begin Data

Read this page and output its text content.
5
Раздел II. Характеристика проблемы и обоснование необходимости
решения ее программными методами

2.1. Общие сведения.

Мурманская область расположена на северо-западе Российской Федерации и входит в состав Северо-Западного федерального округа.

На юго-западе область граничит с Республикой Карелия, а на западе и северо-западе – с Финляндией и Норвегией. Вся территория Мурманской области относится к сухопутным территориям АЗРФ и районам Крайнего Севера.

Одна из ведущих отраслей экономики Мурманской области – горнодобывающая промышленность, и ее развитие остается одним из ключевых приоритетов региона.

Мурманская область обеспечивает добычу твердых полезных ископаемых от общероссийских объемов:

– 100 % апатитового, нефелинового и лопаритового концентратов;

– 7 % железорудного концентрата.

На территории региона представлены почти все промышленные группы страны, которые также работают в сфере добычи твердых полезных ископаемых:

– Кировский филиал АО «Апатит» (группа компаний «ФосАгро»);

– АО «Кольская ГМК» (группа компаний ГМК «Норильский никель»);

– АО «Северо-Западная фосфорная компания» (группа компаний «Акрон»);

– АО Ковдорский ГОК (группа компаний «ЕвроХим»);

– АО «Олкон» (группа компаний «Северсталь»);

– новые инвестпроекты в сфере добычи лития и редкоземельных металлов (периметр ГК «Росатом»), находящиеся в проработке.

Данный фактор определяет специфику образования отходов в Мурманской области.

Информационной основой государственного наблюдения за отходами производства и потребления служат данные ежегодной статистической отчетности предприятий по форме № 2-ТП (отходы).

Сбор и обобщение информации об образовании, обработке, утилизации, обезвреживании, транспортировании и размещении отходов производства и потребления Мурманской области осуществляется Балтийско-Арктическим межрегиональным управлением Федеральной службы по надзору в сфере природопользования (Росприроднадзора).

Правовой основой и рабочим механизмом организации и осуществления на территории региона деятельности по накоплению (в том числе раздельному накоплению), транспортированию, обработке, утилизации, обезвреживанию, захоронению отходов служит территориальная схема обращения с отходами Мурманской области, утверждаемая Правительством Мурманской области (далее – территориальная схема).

end Data

Work out the number of lines in this listing that include the word "сфере". Reply with that number only.

• Result of this task
3